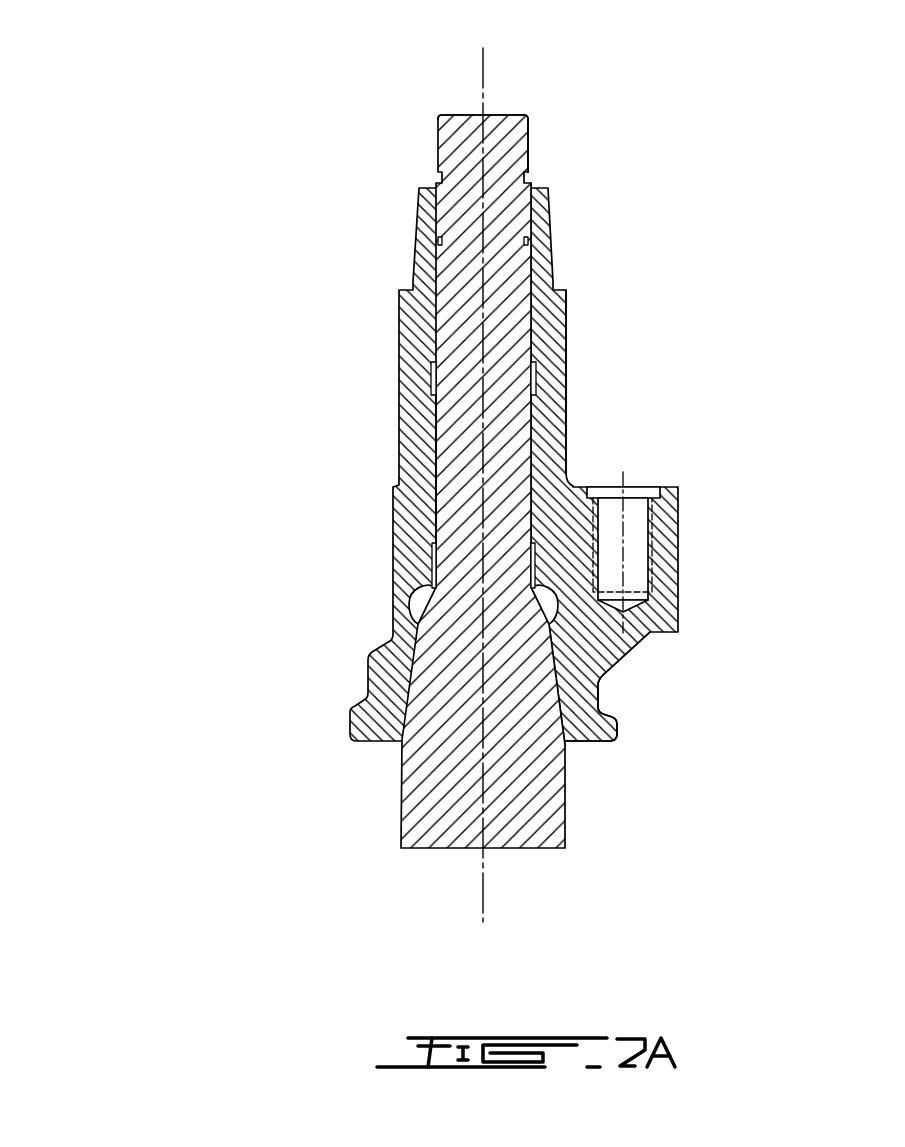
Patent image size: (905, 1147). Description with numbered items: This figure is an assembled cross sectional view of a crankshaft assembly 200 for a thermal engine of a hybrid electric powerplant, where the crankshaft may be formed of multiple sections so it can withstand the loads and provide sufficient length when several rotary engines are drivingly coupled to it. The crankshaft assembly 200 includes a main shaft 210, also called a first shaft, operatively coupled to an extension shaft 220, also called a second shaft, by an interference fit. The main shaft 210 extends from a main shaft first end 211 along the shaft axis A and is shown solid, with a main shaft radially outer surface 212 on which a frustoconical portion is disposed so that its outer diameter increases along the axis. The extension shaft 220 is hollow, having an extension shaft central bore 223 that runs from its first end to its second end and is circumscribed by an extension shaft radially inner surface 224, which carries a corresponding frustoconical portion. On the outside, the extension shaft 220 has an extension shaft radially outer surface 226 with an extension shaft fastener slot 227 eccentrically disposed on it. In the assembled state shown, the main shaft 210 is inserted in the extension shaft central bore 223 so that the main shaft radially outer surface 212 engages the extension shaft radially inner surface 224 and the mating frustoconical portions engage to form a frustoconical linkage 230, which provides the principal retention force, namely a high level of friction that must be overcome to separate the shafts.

The crankshaft assembly 200 is at (435, 469).
The main shaft 210 is at (420, 435).
The main shaft first end 211 is at (440, 157).
The main shaft radially outer surface 212 is at (433, 520).
The extension shaft 220 is at (574, 517).
The extension shaft central bore 223 is at (550, 748).
The extension shaft radially inner surface 224 is at (532, 442).
The extension shaft radially outer surface 226 is at (566, 372).
The extension shaft fastener slot 227 is at (668, 550).
The frustoconical linkage 230 is at (582, 697).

━━━━━━━━

■ Stated task ■
Can you reproduce all of the records above with "thermal engine" swapped for "combustion engine", changing nothing else and omitting the pictures?

■ Written reply ■
Patent image size: (905, 1147). Description with numbered items: This figure is an assembled cross sectional view of a crankshaft assembly 200 for a combustion engine of a hybrid electric powerplant, where the crankshaft may be formed of multiple sections so it can withstand the loads and provide sufficient length when several rotary engines are drivingly coupled to it. The crankshaft assembly 200 includes a main shaft 210, also called a first shaft, operatively coupled to an extension shaft 220, also called a second shaft, by an interference fit. The main shaft 210 extends from a main shaft first end 211 along the shaft axis A and is shown solid, with a main shaft radially outer surface 212 on which a frustoconical portion is disposed so that its outer diameter increases along the axis. The extension shaft 220 is hollow, having an extension shaft central bore 223 that runs from its first end to its second end and is circumscribed by an extension shaft radially inner surface 224, which carries a corresponding frustoconical portion. On the outside, the extension shaft 220 has an extension shaft radially outer surface 226 with an extension shaft fastener slot 227 eccentrically disposed on it. In the assembled state shown, the main shaft 210 is inserted in the extension shaft central bore 223 so that the main shaft radially outer surface 212 engages the extension shaft radially inner surface 224 and the mating frustoconical portions engage to form a frustoconical linkage 230, which provides the principal retention force, namely a high level of friction that must be overcome to separate the shafts.

The crankshaft assembly 200 is at (435, 469).
The main shaft 210 is at (420, 435).
The main shaft first end 211 is at (440, 157).
The main shaft radially outer surface 212 is at (433, 520).
The extension shaft 220 is at (574, 517).
The extension shaft central bore 223 is at (550, 748).
The extension shaft radially inner surface 224 is at (532, 442).
The extension shaft radially outer surface 226 is at (566, 372).
The extension shaft fastener slot 227 is at (668, 550).
The frustoconical linkage 230 is at (582, 697).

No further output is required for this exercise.